Excerpt from a dataset

:::::

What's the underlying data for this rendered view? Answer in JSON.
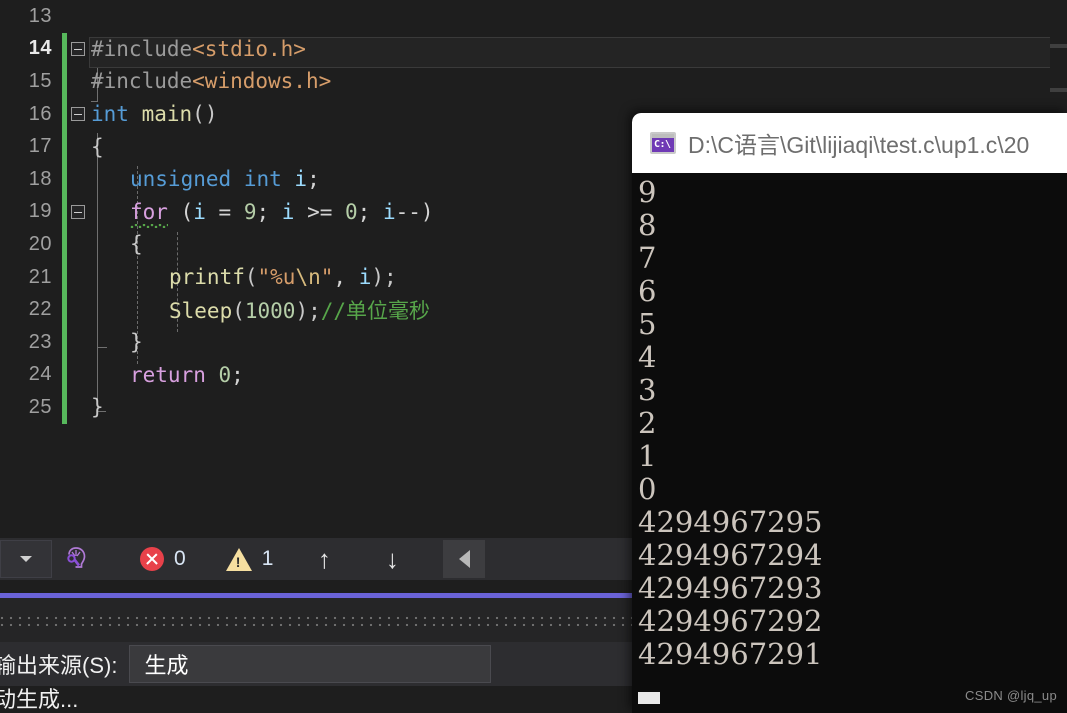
{
  "editor": {
    "first_line_number": 13,
    "current_line_number": 14,
    "lines": [
      {
        "num": "13",
        "tokens": []
      },
      {
        "num": "14",
        "tokens": [
          {
            "text": "#include",
            "cls": "t-pp"
          },
          {
            "text": "<stdio.h>",
            "cls": "t-inc"
          }
        ]
      },
      {
        "num": "15",
        "tokens": [
          {
            "text": "#include",
            "cls": "t-pp"
          },
          {
            "text": "<windows.h>",
            "cls": "t-inc"
          }
        ]
      },
      {
        "num": "16",
        "tokens": [
          {
            "text": "int",
            "cls": "t-kw"
          },
          {
            "text": " ",
            "cls": "t-plain"
          },
          {
            "text": "main",
            "cls": "t-fn"
          },
          {
            "text": "()",
            "cls": "t-brace"
          }
        ]
      },
      {
        "num": "17",
        "tokens": [
          {
            "text": "{",
            "cls": "t-brace"
          }
        ]
      },
      {
        "num": "18",
        "tokens": [
          {
            "text": "unsigned",
            "cls": "t-kw"
          },
          {
            "text": " ",
            "cls": "t-plain"
          },
          {
            "text": "int",
            "cls": "t-kw"
          },
          {
            "text": " ",
            "cls": "t-plain"
          },
          {
            "text": "i",
            "cls": "t-var"
          },
          {
            "text": ";",
            "cls": "t-punc"
          }
        ]
      },
      {
        "num": "19",
        "tokens": [
          {
            "text": "for",
            "cls": "t-ctl"
          },
          {
            "text": " (",
            "cls": "t-punc"
          },
          {
            "text": "i",
            "cls": "t-var"
          },
          {
            "text": " = ",
            "cls": "t-punc"
          },
          {
            "text": "9",
            "cls": "t-num"
          },
          {
            "text": "; ",
            "cls": "t-punc"
          },
          {
            "text": "i",
            "cls": "t-var"
          },
          {
            "text": " >= ",
            "cls": "t-punc"
          },
          {
            "text": "0",
            "cls": "t-num"
          },
          {
            "text": "; ",
            "cls": "t-punc"
          },
          {
            "text": "i",
            "cls": "t-var"
          },
          {
            "text": "--)",
            "cls": "t-punc"
          }
        ]
      },
      {
        "num": "20",
        "tokens": [
          {
            "text": "{",
            "cls": "t-brace"
          }
        ]
      },
      {
        "num": "21",
        "tokens": [
          {
            "text": "printf",
            "cls": "t-fn"
          },
          {
            "text": "(",
            "cls": "t-brace"
          },
          {
            "text": "\"%u",
            "cls": "t-str"
          },
          {
            "text": "\\n",
            "cls": "t-esc"
          },
          {
            "text": "\"",
            "cls": "t-str"
          },
          {
            "text": ", ",
            "cls": "t-punc"
          },
          {
            "text": "i",
            "cls": "t-var"
          },
          {
            "text": ");",
            "cls": "t-brace"
          }
        ]
      },
      {
        "num": "22",
        "tokens": [
          {
            "text": "Sleep",
            "cls": "t-fn"
          },
          {
            "text": "(",
            "cls": "t-brace"
          },
          {
            "text": "1000",
            "cls": "t-num"
          },
          {
            "text": ");",
            "cls": "t-brace"
          },
          {
            "text": "//单位毫秒",
            "cls": "t-cmt"
          }
        ]
      },
      {
        "num": "23",
        "tokens": [
          {
            "text": "}",
            "cls": "t-brace"
          }
        ]
      },
      {
        "num": "24",
        "tokens": [
          {
            "text": "return",
            "cls": "t-ctl"
          },
          {
            "text": " ",
            "cls": "t-plain"
          },
          {
            "text": "0",
            "cls": "t-num"
          },
          {
            "text": ";",
            "cls": "t-punc"
          }
        ]
      },
      {
        "num": "25",
        "tokens": [
          {
            "text": "}",
            "cls": "t-brace"
          }
        ]
      }
    ],
    "squiggle_token": "for",
    "change_bar_color": "#57b85c"
  },
  "error_list_toolbar": {
    "filter_dropdown_label": "",
    "intellisense_icon": "intellisense-head-wrench-icon",
    "error_icon": "error-circle-x-icon",
    "error_count": "0",
    "warning_icon": "warning-triangle-icon",
    "warning_count": "1",
    "prev_arrow": "↑",
    "next_arrow": "↓",
    "collapse_icon": "triangle-left-icon",
    "accent_color": "#6b63d8"
  },
  "output_pane": {
    "source_label": "输出来源(S):",
    "source_value": "生成",
    "body_text": "动生成..."
  },
  "console": {
    "title": "D:\\C语言\\Git\\lijiaqi\\test.c\\up1.c\\20",
    "icon": "cmd-console-icon",
    "icon_text": "C:\\",
    "lines": [
      "9",
      "8",
      "7",
      "6",
      "5",
      "4",
      "3",
      "2",
      "1",
      "0",
      "4294967295",
      "4294967294",
      "4294967293",
      "4294967292",
      "4294967291"
    ]
  },
  "watermark": {
    "text": "CSDN @ljq_up"
  }
}
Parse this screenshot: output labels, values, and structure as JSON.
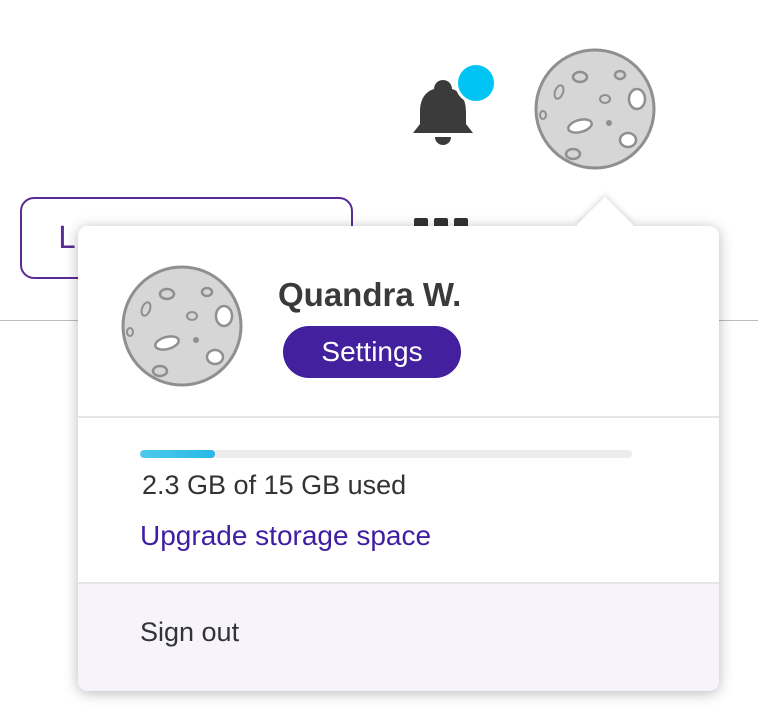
{
  "header": {
    "notifications_icon": "bell-icon",
    "notification_badge_color": "#00c4f4",
    "avatar_icon": "moon-avatar-icon"
  },
  "background": {
    "partial_button_label": "L",
    "apps_icon": "apps-grid-icon"
  },
  "account_menu": {
    "user_name": "Quandra W.",
    "avatar_icon": "moon-avatar-icon",
    "settings_label": "Settings",
    "storage": {
      "used_fraction": 0.153,
      "usage_text": "2.3 GB of 15 GB used",
      "upgrade_label": "Upgrade storage space"
    },
    "sign_out_label": "Sign out"
  },
  "colors": {
    "accent": "#42209e",
    "link": "#3f1ea3",
    "progress": "#27b9e7",
    "signout_bg": "#f6f3fc"
  }
}
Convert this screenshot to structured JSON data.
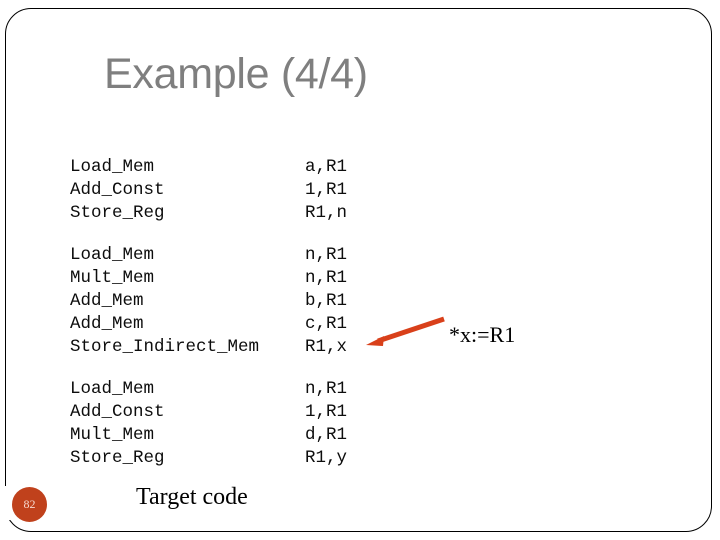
{
  "slide": {
    "title": "Example (4/4)",
    "caption": "Target code",
    "page_number": "82",
    "title_color": "#7f7f7f",
    "accent_color": "#c0411c",
    "background_color": "#ffffff",
    "border_color": "#000000"
  },
  "code": {
    "blocks": [
      {
        "lines": [
          {
            "op": "Load_Mem",
            "args": "a,R1"
          },
          {
            "op": "Add_Const",
            "args": "1,R1"
          },
          {
            "op": "Store_Reg",
            "args": "R1,n"
          }
        ]
      },
      {
        "lines": [
          {
            "op": "Load_Mem",
            "args": "n,R1"
          },
          {
            "op": "Mult_Mem",
            "args": "n,R1"
          },
          {
            "op": "Add_Mem",
            "args": "b,R1"
          },
          {
            "op": "Add_Mem",
            "args": "c,R1"
          },
          {
            "op": "Store_Indirect_Mem",
            "args": "R1,x"
          }
        ]
      },
      {
        "lines": [
          {
            "op": "Load_Mem",
            "args": "n,R1"
          },
          {
            "op": "Add_Const",
            "args": "1,R1"
          },
          {
            "op": "Mult_Mem",
            "args": "d,R1"
          },
          {
            "op": "Store_Reg",
            "args": "R1,y"
          }
        ]
      }
    ]
  },
  "annotation": {
    "label": "*x:=R1",
    "arrow_color": "#d9401a",
    "arrow_points_to": "Store_Indirect_Mem R1,x"
  }
}
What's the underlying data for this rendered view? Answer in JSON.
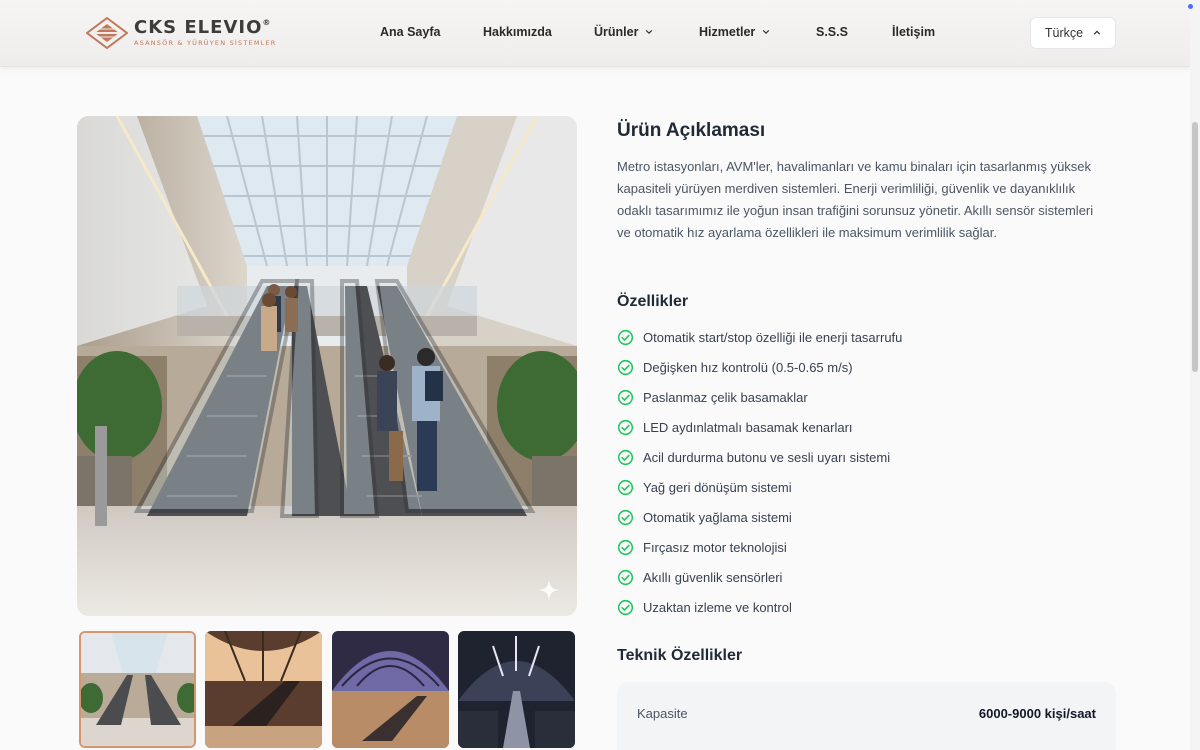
{
  "brand": {
    "name": "CKS ELEVIO",
    "registered": "®",
    "tagline": "ASANSÖR & YÜRÜYEN SİSTEMLER",
    "colors": {
      "accent": "#c0775a",
      "text": "#3c3c3c"
    }
  },
  "nav": {
    "items": [
      {
        "label": "Ana Sayfa",
        "has_dropdown": false
      },
      {
        "label": "Hakkımızda",
        "has_dropdown": false
      },
      {
        "label": "Ürünler",
        "has_dropdown": true
      },
      {
        "label": "Hizmetler",
        "has_dropdown": true
      },
      {
        "label": "S.S.S",
        "has_dropdown": false
      },
      {
        "label": "İletişim",
        "has_dropdown": false
      }
    ],
    "language": "Türkçe"
  },
  "gallery": {
    "active_index": 0,
    "thumbnail_count": 4
  },
  "product": {
    "description_title": "Ürün Açıklaması",
    "description": "Metro istasyonları, AVM'ler, havalimanları ve kamu binaları için tasarlanmış yüksek kapasiteli yürüyen merdiven sistemleri. Enerji verimliliği, güvenlik ve dayanıklılık odaklı tasarımımız ile yoğun insan trafiğini sorunsuz yönetir. Akıllı sensör sistemleri ve otomatik hız ayarlama özellikleri ile maksimum verimlilik sağlar.",
    "features_title": "Özellikler",
    "features": [
      "Otomatik start/stop özelliği ile enerji tasarrufu",
      "Değişken hız kontrolü (0.5-0.65 m/s)",
      "Paslanmaz çelik basamaklar",
      "LED aydınlatmalı basamak kenarları",
      "Acil durdurma butonu ve sesli uyarı sistemi",
      "Yağ geri dönüşüm sistemi",
      "Otomatik yağlama sistemi",
      "Fırçasız motor teknolojisi",
      "Akıllı güvenlik sensörleri",
      "Uzaktan izleme ve kontrol"
    ],
    "specs_title": "Teknik Özellikler",
    "specs": [
      {
        "label": "Kapasite",
        "value": "6000-9000 kişi/saat"
      }
    ]
  },
  "icons": {
    "check": "check-circle-icon",
    "chevron": "chevron-down-icon",
    "sparkle": "sparkle-icon"
  },
  "colors": {
    "check_green": "#22c55e",
    "heading": "#1f2937",
    "body_text": "#4b5563",
    "thumb_active_border": "#d4956f"
  }
}
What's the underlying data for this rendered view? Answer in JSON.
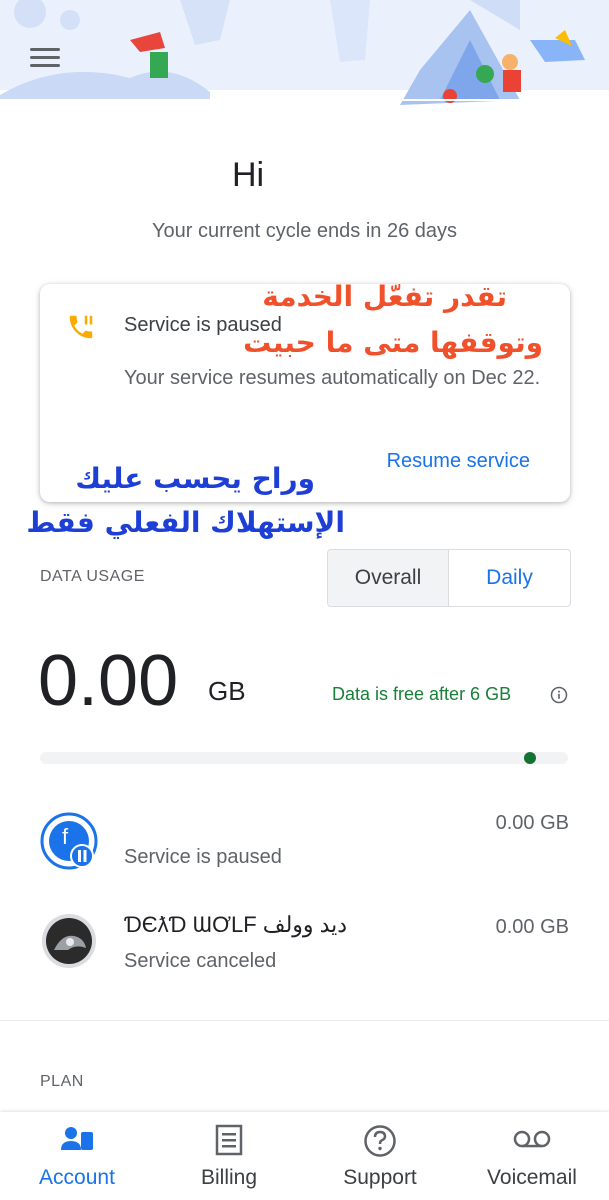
{
  "header": {
    "menu_icon": "hamburger-menu-icon"
  },
  "greeting": "Hi",
  "cycle_text": "Your current cycle ends in 26 days",
  "paused_card": {
    "icon": "phone-paused-icon",
    "title": "Service is paused",
    "body": "Your service resumes automatically on Dec 22.",
    "action": "Resume service"
  },
  "overlay_text": {
    "line1": "تقدر تفعّل الخدمة",
    "line2": "وتوقفها متى ما حبيت",
    "line3": "وراح يحسب عليك",
    "line4": "الإستهلاك الفعلي فقط"
  },
  "data_usage": {
    "title": "DATA USAGE",
    "tabs": [
      "Overall",
      "Daily"
    ],
    "selected_tab": "Overall",
    "value": "0.00",
    "unit": "GB",
    "free_note": "Data is free after 6 GB",
    "info_icon": "info-icon",
    "progress_fraction": 0
  },
  "lines": [
    {
      "title": "",
      "status": "Service is paused",
      "amount": "0.00 GB",
      "avatar_letter": "f",
      "avatar": "paused-avatar"
    },
    {
      "title": "ƊЄƛƊ ƜƠLF ديد وولف",
      "status": "Service canceled",
      "amount": "0.00 GB",
      "avatar": "wolf-photo-avatar"
    }
  ],
  "plan": {
    "title": "PLAN"
  },
  "nav": {
    "items": [
      {
        "label": "Account",
        "icon": "account-icon"
      },
      {
        "label": "Billing",
        "icon": "billing-icon"
      },
      {
        "label": "Support",
        "icon": "help-icon"
      },
      {
        "label": "Voicemail",
        "icon": "voicemail-icon"
      }
    ],
    "active": "Account"
  },
  "colors": {
    "accent": "#1a73e8",
    "free_green": "#188038",
    "paused_orange": "#f9ab00",
    "arabic_orange": "#f0502a",
    "arabic_blue": "#1d3fd6"
  }
}
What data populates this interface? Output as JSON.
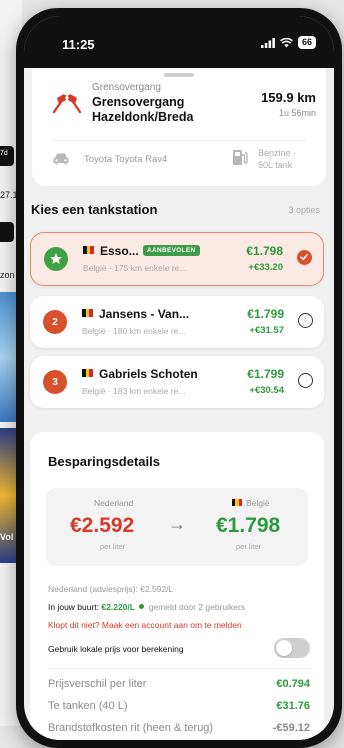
{
  "background_app": {
    "snippets": [
      "7d",
      "27.1",
      "zon",
      "Vol"
    ]
  },
  "status": {
    "time": "11:25",
    "battery": "66"
  },
  "route": {
    "kicker": "Grensovergang",
    "name": "Grensovergang Hazeldonk/Breda",
    "distance": "159.9 km",
    "duration": "1u 56min",
    "car": "Toyota Toyota Rav4",
    "fuel_line1": "Benzine ·",
    "fuel_line2": "50L tank"
  },
  "stations_section": {
    "title": "Kies een tankstation",
    "count": "3 opties"
  },
  "stations": [
    {
      "rank": "",
      "name": "Esso...",
      "tag": "AANBEVOLEN",
      "sub": "België · 175 km enkele re...",
      "price": "€1.798",
      "saving": "+€33.20",
      "selected": true
    },
    {
      "rank": "2",
      "name": "Jansens - Van...",
      "tag": "",
      "sub": "België · 180 km enkele re...",
      "price": "€1.799",
      "saving": "+€31.57",
      "selected": false
    },
    {
      "rank": "3",
      "name": "Gabriels Schoten",
      "tag": "",
      "sub": "België · 183 km enkele re...",
      "price": "€1.799",
      "saving": "+€30.54",
      "selected": false
    }
  ],
  "details": {
    "title": "Besparingsdetails",
    "from_label": "Nederland",
    "from_price": "€2.592",
    "from_unit": "per liter",
    "to_label": "België",
    "to_price": "€1.798",
    "to_unit": "per liter",
    "advice_line": "Nederland (adviesprijs): €2.592/L",
    "nearby_label": "In jouw buurt:",
    "nearby_price": "€2.220/L",
    "nearby_note": "gemeld door 2 gebruikers",
    "report_link": "Klopt dit niet? Maak een account aan om te melden",
    "toggle_label": "Gebruik lokale prijs voor berekening",
    "toggle_on": false,
    "rows": [
      {
        "label": "Prijsverschil per liter",
        "value": "€0.794"
      },
      {
        "label": "Te tanken (40 L)",
        "value": "€31.76"
      },
      {
        "label": "Brandstofkosten rit (heen & terug)",
        "value": "-€59.12"
      }
    ]
  },
  "colors": {
    "accent": "#d9512c",
    "green": "#2d9a3e",
    "red": "#d63a2a",
    "recommended_bg": "#fbe9e4"
  }
}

:::::

Given instruction — Reply with one number only: how many lines of the listing hold "saving"?

Response for this exercise — 3